- Dataset records -
━━━━━━━━━━━━━━━━━━━━━━━━━━━━━━
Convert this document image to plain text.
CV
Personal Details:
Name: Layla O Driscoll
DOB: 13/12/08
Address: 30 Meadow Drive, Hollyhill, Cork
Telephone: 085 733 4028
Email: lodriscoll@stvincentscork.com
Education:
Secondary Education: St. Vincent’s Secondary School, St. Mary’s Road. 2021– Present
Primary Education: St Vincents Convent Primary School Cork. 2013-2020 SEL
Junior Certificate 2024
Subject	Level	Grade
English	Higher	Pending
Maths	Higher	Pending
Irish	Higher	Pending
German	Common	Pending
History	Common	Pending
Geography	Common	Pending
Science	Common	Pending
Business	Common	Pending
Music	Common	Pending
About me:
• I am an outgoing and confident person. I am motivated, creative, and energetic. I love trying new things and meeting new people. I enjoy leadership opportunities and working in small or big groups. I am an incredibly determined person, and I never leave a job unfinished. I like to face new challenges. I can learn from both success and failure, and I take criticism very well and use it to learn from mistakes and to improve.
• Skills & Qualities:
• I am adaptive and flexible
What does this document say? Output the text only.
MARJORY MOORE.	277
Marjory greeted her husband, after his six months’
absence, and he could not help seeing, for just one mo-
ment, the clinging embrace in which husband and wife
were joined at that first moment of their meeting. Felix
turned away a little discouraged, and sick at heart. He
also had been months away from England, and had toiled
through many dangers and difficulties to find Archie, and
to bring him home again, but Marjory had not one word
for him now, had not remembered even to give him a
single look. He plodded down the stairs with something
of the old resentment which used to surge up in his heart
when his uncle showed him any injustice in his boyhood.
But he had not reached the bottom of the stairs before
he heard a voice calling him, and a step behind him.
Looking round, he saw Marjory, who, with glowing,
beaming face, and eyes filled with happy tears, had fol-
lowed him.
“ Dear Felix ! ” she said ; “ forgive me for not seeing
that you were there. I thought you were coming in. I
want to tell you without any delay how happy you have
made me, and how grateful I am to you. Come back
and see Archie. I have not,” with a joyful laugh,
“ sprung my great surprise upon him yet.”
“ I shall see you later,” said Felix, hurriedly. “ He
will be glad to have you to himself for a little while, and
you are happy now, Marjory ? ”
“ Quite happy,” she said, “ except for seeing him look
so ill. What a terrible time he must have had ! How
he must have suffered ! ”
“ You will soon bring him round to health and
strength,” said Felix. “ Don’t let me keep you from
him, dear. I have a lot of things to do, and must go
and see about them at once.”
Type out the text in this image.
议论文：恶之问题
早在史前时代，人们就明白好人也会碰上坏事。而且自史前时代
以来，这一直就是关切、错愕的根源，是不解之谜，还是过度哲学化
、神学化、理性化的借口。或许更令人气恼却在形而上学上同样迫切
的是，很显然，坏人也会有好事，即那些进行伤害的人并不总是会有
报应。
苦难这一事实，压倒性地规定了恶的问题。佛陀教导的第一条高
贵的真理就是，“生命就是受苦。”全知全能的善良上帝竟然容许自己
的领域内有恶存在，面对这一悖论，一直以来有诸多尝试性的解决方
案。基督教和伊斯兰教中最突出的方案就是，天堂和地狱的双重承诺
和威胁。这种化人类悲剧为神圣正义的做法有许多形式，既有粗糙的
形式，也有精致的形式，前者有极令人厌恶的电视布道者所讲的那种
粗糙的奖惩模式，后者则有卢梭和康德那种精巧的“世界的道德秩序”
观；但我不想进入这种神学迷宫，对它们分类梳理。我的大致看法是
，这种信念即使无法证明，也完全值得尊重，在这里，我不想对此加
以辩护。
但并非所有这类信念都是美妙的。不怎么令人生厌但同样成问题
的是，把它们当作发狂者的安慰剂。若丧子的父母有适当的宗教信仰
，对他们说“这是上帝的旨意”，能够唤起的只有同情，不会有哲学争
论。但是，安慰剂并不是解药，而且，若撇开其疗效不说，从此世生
━━━━━━━━━━━━━━━━━━━━━━━━━━━━━━
- Objective -
With both ends included, please retype exactly the lines from the line containing "Type out the text in this image." to the final line of the data.

- Answer below -
Type out the text in this image.
议论文：恶之问题
早在史前时代，人们就明白好人也会碰上坏事。而且自史前时代
以来，这一直就是关切、错愕的根源，是不解之谜，还是过度哲学化
、神学化、理性化的借口。或许更令人气恼却在形而上学上同样迫切
的是，很显然，坏人也会有好事，即那些进行伤害的人并不总是会有
报应。
苦难这一事实，压倒性地规定了恶的问题。佛陀教导的第一条高
贵的真理就是，“生命就是受苦。”全知全能的善良上帝竟然容许自己
的领域内有恶存在，面对这一悖论，一直以来有诸多尝试性的解决方
案。基督教和伊斯兰教中最突出的方案就是，天堂和地狱的双重承诺
和威胁。这种化人类悲剧为神圣正义的做法有许多形式，既有粗糙的
形式，也有精致的形式，前者有极令人厌恶的电视布道者所讲的那种
粗糙的奖惩模式，后者则有卢梭和康德那种精巧的“世界的道德秩序”
观；但我不想进入这种神学迷宫，对它们分类梳理。我的大致看法是
，这种信念即使无法证明，也完全值得尊重，在这里，我不想对此加
以辩护。
但并非所有这类信念都是美妙的。不怎么令人生厌但同样成问题
的是，把它们当作发狂者的安慰剂。若丧子的父母有适当的宗教信仰
，对他们说“这是上帝的旨意”，能够唤起的只有同情，不会有哲学争
论。但是，安慰剂并不是解药，而且，若撇开其疗效不说，从此世生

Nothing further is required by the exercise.